Identify each line below containing the string "image" and copy it.

--- START OF INFORMATION PROVIDED ---

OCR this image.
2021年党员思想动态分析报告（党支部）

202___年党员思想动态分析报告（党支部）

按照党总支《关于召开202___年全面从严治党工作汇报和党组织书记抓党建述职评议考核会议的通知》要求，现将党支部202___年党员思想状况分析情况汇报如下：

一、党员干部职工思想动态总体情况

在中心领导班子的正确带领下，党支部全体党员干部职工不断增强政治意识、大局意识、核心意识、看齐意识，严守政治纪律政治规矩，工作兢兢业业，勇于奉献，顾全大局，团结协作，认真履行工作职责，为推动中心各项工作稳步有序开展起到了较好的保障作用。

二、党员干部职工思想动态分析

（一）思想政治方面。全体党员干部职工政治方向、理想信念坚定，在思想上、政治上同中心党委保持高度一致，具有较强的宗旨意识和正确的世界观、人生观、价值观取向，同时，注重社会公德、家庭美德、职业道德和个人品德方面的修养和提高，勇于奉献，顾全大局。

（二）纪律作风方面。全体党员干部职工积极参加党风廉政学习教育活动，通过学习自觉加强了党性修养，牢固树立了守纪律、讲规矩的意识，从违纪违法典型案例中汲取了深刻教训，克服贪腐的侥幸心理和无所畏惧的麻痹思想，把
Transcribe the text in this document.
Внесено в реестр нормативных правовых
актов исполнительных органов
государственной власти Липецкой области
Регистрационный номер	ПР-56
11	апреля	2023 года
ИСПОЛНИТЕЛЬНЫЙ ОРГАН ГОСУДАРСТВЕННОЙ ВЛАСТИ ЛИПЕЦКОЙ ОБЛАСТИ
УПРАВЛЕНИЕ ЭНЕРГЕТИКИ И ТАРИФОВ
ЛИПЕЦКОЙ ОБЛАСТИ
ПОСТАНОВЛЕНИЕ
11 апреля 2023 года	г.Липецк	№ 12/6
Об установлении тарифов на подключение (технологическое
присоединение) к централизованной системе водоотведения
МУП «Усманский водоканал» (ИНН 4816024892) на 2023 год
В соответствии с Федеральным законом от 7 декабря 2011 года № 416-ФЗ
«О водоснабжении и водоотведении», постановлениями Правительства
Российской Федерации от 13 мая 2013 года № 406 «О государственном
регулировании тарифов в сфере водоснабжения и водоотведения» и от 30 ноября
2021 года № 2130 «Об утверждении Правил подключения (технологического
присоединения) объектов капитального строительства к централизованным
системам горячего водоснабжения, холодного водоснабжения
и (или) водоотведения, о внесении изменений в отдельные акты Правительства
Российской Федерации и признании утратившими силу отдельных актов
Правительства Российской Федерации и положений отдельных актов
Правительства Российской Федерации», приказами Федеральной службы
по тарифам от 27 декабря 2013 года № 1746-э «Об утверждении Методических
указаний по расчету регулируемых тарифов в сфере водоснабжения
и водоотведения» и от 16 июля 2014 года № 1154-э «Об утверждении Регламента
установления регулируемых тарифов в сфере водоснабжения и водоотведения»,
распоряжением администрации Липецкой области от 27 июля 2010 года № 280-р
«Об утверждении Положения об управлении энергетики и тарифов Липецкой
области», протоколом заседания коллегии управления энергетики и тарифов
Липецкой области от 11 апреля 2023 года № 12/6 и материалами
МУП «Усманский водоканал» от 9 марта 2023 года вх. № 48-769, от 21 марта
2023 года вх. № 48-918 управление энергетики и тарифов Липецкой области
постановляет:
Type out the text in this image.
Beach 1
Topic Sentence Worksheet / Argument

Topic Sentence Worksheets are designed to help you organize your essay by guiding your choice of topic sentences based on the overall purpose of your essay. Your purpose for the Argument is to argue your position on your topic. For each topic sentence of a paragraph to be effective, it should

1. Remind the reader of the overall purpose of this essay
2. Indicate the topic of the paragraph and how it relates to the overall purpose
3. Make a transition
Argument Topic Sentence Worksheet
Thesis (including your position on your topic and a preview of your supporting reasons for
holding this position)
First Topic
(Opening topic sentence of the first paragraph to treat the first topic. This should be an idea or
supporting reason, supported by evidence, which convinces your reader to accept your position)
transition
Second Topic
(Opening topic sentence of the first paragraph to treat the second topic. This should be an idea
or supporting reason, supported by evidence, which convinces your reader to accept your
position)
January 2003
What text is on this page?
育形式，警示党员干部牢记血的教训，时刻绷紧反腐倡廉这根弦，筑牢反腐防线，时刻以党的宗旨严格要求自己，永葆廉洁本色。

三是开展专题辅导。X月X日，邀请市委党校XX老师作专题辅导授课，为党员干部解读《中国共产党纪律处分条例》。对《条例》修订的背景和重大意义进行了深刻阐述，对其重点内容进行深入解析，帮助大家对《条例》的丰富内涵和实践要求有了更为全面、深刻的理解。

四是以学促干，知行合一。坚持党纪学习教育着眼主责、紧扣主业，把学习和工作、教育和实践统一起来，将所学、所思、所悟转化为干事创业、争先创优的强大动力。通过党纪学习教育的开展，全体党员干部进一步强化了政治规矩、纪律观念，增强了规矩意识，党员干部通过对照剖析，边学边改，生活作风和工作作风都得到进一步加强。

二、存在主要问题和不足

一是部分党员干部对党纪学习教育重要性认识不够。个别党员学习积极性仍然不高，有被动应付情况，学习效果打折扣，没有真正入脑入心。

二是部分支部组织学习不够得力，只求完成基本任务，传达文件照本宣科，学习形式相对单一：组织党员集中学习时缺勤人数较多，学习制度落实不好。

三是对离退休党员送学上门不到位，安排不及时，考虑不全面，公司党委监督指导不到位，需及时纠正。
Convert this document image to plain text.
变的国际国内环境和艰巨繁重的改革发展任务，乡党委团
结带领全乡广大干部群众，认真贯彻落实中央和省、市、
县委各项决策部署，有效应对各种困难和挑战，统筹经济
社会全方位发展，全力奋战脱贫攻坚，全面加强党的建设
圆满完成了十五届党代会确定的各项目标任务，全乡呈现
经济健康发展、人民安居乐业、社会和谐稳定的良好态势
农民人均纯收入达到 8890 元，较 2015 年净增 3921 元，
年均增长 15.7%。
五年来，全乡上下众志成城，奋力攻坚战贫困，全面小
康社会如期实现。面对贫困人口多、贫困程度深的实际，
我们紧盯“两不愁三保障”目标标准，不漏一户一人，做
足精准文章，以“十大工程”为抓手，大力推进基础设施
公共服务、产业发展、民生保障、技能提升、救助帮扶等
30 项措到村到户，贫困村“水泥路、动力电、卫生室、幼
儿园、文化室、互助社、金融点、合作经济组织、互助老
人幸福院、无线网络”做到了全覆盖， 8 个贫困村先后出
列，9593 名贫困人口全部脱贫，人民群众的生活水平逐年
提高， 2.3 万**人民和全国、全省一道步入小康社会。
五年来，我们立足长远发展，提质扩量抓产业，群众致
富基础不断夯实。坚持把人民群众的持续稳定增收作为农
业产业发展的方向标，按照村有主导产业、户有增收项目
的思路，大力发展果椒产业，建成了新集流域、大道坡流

--- END OF INFORMATION PROVIDED ---

THE RESPONSE:
OCR this image.
Type out the text in this image.
Convert this document image to plain text.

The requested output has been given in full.